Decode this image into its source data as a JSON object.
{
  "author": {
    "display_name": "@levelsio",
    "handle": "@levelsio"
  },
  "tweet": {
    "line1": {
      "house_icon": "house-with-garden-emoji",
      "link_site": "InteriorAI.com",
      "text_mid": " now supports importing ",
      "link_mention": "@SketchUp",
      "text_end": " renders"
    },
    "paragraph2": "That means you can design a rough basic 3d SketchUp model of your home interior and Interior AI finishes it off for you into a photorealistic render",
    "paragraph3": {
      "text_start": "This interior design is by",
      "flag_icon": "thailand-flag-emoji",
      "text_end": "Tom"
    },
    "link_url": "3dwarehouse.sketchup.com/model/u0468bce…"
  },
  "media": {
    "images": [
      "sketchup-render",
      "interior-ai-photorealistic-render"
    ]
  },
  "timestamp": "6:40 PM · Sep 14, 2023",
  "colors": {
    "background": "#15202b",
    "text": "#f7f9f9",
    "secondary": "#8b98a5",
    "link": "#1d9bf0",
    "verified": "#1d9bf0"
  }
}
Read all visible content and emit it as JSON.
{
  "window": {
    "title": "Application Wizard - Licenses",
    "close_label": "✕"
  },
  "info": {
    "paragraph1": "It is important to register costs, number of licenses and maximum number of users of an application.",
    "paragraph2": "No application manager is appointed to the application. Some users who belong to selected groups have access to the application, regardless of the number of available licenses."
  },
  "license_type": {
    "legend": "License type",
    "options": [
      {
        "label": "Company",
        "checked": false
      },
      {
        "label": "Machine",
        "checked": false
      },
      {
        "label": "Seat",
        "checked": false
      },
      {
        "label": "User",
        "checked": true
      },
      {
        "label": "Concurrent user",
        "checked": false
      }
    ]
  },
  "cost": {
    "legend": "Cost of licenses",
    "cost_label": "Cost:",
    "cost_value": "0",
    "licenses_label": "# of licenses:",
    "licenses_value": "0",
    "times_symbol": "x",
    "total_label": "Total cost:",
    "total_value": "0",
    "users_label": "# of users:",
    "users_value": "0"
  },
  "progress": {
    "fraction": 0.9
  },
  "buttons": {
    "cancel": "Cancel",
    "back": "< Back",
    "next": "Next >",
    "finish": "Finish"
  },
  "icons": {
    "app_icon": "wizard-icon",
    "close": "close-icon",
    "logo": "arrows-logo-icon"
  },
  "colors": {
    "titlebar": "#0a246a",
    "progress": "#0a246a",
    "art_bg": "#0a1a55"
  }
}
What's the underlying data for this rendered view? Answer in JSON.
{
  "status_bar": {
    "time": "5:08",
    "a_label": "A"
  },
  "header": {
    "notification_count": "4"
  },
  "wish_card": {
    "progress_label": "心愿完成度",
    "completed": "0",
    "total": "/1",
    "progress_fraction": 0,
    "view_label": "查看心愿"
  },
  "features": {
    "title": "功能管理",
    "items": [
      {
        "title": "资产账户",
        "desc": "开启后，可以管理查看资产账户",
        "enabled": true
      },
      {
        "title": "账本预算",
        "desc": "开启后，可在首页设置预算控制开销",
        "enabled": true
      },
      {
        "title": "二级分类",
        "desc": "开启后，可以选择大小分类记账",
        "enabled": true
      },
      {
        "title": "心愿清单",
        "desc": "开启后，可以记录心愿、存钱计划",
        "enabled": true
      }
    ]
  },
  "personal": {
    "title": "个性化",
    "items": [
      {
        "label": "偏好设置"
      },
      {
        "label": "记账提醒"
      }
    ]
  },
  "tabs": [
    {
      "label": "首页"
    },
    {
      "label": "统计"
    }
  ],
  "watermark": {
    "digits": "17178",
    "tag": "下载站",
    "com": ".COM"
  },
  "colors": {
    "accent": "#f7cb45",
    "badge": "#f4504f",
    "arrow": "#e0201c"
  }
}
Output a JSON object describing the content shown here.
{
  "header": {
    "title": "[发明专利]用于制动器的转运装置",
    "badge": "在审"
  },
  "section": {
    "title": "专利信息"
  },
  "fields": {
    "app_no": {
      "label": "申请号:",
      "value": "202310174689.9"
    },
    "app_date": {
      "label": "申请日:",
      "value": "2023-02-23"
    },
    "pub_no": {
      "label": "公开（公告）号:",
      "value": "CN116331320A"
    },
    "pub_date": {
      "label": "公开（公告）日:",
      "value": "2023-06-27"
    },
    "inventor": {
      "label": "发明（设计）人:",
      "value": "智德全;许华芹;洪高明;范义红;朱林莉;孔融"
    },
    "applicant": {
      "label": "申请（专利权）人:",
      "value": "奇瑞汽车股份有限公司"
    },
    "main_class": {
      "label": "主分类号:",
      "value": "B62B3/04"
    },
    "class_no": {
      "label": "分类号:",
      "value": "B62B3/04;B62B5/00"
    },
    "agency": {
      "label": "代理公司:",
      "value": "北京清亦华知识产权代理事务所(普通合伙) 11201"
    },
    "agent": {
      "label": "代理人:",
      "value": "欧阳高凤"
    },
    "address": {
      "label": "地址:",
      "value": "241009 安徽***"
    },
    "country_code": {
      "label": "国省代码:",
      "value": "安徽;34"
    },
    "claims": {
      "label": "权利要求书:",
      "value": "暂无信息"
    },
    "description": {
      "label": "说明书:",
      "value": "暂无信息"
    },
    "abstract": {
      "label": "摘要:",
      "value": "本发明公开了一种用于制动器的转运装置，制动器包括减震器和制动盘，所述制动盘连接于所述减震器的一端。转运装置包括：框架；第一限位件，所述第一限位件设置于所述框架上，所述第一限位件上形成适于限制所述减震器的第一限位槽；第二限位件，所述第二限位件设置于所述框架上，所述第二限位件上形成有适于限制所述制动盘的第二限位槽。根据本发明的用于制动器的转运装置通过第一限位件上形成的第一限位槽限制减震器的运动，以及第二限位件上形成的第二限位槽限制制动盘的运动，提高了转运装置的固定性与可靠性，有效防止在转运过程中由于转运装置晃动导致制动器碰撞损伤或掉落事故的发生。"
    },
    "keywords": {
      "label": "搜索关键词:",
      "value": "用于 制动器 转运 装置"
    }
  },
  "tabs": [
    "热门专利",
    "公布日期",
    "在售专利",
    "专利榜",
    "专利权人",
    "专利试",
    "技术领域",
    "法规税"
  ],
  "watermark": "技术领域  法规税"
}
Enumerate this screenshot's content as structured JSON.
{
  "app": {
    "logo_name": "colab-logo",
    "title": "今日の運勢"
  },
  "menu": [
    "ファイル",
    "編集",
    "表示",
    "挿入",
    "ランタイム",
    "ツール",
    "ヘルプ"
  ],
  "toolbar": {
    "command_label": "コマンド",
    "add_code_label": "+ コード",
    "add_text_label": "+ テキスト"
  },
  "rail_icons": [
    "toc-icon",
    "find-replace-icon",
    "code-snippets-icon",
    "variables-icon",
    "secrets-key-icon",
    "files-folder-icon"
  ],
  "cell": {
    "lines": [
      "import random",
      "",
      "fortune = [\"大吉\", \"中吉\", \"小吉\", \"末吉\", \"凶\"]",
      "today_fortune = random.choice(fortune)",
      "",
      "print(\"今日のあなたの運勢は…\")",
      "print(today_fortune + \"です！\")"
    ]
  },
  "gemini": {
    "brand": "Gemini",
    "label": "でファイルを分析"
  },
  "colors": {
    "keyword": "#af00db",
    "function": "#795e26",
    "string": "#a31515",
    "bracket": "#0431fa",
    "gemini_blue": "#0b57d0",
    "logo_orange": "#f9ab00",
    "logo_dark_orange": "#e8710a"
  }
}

**What to do**
Copy each line of the data exactly, leaving nothing out.

**Task answer**
Decode this image into its source data as a JSON object.
{
  "author": {
    "display_name": "@levelsio",
    "handle": "@levelsio"
  },
  "tweet": {
    "line1": {
      "house_icon": "house-with-garden-emoji",
      "link_site": "InteriorAI.com",
      "text_mid": " now supports importing ",
      "link_mention": "@SketchUp",
      "text_end": " renders"
    },
    "paragraph2": "That means you can design a rough basic 3d SketchUp model of your home interior and Interior AI finishes it off for you into a photorealistic render",
    "paragraph3": {
      "text_start": "This interior design is by",
      "flag_icon": "thailand-flag-emoji",
      "text_end": "Tom"
    },
    "link_url": "3dwarehouse.sketchup.com/model/u0468bce…"
  },
  "media": {
    "images": [
      "sketchup-render",
      "interior-ai-photorealistic-render"
    ]
  },
  "timestamp": "6:40 PM · Sep 14, 2023",
  "colors": {
    "background": "#15202b",
    "text": "#f7f9f9",
    "secondary": "#8b98a5",
    "link": "#1d9bf0",
    "verified": "#1d9bf0"
  }
}
Read all visible content and emit it as JSON.
{
  "window": {
    "title": "Application Wizard - Licenses",
    "close_label": "✕"
  },
  "info": {
    "paragraph1": "It is important to register costs, number of licenses and maximum number of users of an application.",
    "paragraph2": "No application manager is appointed to the application. Some users who belong to selected groups have access to the application, regardless of the number of available licenses."
  },
  "license_type": {
    "legend": "License type",
    "options": [
      {
        "label": "Company",
        "checked": false
      },
      {
        "label": "Machine",
        "checked": false
      },
      {
        "label": "Seat",
        "checked": false
      },
      {
        "label": "User",
        "checked": true
      },
      {
        "label": "Concurrent user",
        "checked": false
      }
    ]
  },
  "cost": {
    "legend": "Cost of licenses",
    "cost_label": "Cost:",
    "cost_value": "0",
    "licenses_label": "# of licenses:",
    "licenses_value": "0",
    "times_symbol": "x",
    "total_label": "Total cost:",
    "total_value": "0",
    "users_label": "# of users:",
    "users_value": "0"
  },
  "progress": {
    "fraction": 0.9
  },
  "buttons": {
    "cancel": "Cancel",
    "back": "< Back",
    "next": "Next >",
    "finish": "Finish"
  },
  "icons": {
    "app_icon": "wizard-icon",
    "close": "close-icon",
    "logo": "arrows-logo-icon"
  },
  "colors": {
    "titlebar": "#0a246a",
    "progress": "#0a246a",
    "art_bg": "#0a1a55"
  }
}
What's the underlying data for this rendered view? Answer in JSON.
{
  "status_bar": {
    "time": "5:08",
    "a_label": "A"
  },
  "header": {
    "notification_count": "4"
  },
  "wish_card": {
    "progress_label": "心愿完成度",
    "completed": "0",
    "total": "/1",
    "progress_fraction": 0,
    "view_label": "查看心愿"
  },
  "features": {
    "title": "功能管理",
    "items": [
      {
        "title": "资产账户",
        "desc": "开启后，可以管理查看资产账户",
        "enabled": true
      },
      {
        "title": "账本预算",
        "desc": "开启后，可在首页设置预算控制开销",
        "enabled": true
      },
      {
        "title": "二级分类",
        "desc": "开启后，可以选择大小分类记账",
        "enabled": true
      },
      {
        "title": "心愿清单",
        "desc": "开启后，可以记录心愿、存钱计划",
        "enabled": true
      }
    ]
  },
  "personal": {
    "title": "个性化",
    "items": [
      {
        "label": "偏好设置"
      },
      {
        "label": "记账提醒"
      }
    ]
  },
  "tabs": [
    {
      "label": "首页"
    },
    {
      "label": "统计"
    }
  ],
  "watermark": {
    "digits": "17178",
    "tag": "下载站",
    "com": ".COM"
  },
  "colors": {
    "accent": "#f7cb45",
    "badge": "#f4504f",
    "arrow": "#e0201c"
  }
}
Output a JSON object describing the content shown here.
{
  "header": {
    "title": "[发明专利]用于制动器的转运装置",
    "badge": "在审"
  },
  "section": {
    "title": "专利信息"
  },
  "fields": {
    "app_no": {
      "label": "申请号:",
      "value": "202310174689.9"
    },
    "app_date": {
      "label": "申请日:",
      "value": "2023-02-23"
    },
    "pub_no": {
      "label": "公开（公告）号:",
      "value": "CN116331320A"
    },
    "pub_date": {
      "label": "公开（公告）日:",
      "value": "2023-06-27"
    },
    "inventor": {
      "label": "发明（设计）人:",
      "value": "智德全;许华芹;洪高明;范义红;朱林莉;孔融"
    },
    "applicant": {
      "label": "申请（专利权）人:",
      "value": "奇瑞汽车股份有限公司"
    },
    "main_class": {
      "label": "主分类号:",
      "value": "B62B3/04"
    },
    "class_no": {
      "label": "分类号:",
      "value": "B62B3/04;B62B5/00"
    },
    "agency": {
      "label": "代理公司:",
      "value": "北京清亦华知识产权代理事务所(普通合伙) 11201"
    },
    "agent": {
      "label": "代理人:",
      "value": "欧阳高凤"
    },
    "address": {
      "label": "地址:",
      "value": "241009 安徽***"
    },
    "country_code": {
      "label": "国省代码:",
      "value": "安徽;34"
    },
    "claims": {
      "label": "权利要求书:",
      "value": "暂无信息"
    },
    "description": {
      "label": "说明书:",
      "value": "暂无信息"
    },
    "abstract": {
      "label": "摘要:",
      "value": "本发明公开了一种用于制动器的转运装置，制动器包括减震器和制动盘，所述制动盘连接于所述减震器的一端。转运装置包括：框架；第一限位件，所述第一限位件设置于所述框架上，所述第一限位件上形成适于限制所述减震器的第一限位槽；第二限位件，所述第二限位件设置于所述框架上，所述第二限位件上形成有适于限制所述制动盘的第二限位槽。根据本发明的用于制动器的转运装置通过第一限位件上形成的第一限位槽限制减震器的运动，以及第二限位件上形成的第二限位槽限制制动盘的运动，提高了转运装置的固定性与可靠性，有效防止在转运过程中由于转运装置晃动导致制动器碰撞损伤或掉落事故的发生。"
    },
    "keywords": {
      "label": "搜索关键词:",
      "value": "用于 制动器 转运 装置"
    }
  },
  "tabs": [
    "热门专利",
    "公布日期",
    "在售专利",
    "专利榜",
    "专利权人",
    "专利试",
    "技术领域",
    "法规税"
  ],
  "watermark": "技术领域  法规税"
}
Enumerate this screenshot's content as structured JSON.
{
  "app": {
    "logo_name": "colab-logo",
    "title": "今日の運勢"
  },
  "menu": [
    "ファイル",
    "編集",
    "表示",
    "挿入",
    "ランタイム",
    "ツール",
    "ヘルプ"
  ],
  "toolbar": {
    "command_label": "コマンド",
    "add_code_label": "+ コード",
    "add_text_label": "+ テキスト"
  },
  "rail_icons": [
    "toc-icon",
    "find-replace-icon",
    "code-snippets-icon",
    "variables-icon",
    "secrets-key-icon",
    "files-folder-icon"
  ],
  "cell": {
    "lines": [
      "import random",
      "",
      "fortune = [\"大吉\", \"中吉\", \"小吉\", \"末吉\", \"凶\"]",
      "today_fortune = random.choice(fortune)",
      "",
      "print(\"今日のあなたの運勢は…\")",
      "print(today_fortune + \"です！\")"
    ]
  },
  "gemini": {
    "brand": "Gemini",
    "label": "でファイルを分析"
  },
  "colors": {
    "keyword": "#af00db",
    "function": "#795e26",
    "string": "#a31515",
    "bracket": "#0431fa",
    "gemini_blue": "#0b57d0",
    "logo_orange": "#f9ab00",
    "logo_dark_orange": "#e8710a"
  }
}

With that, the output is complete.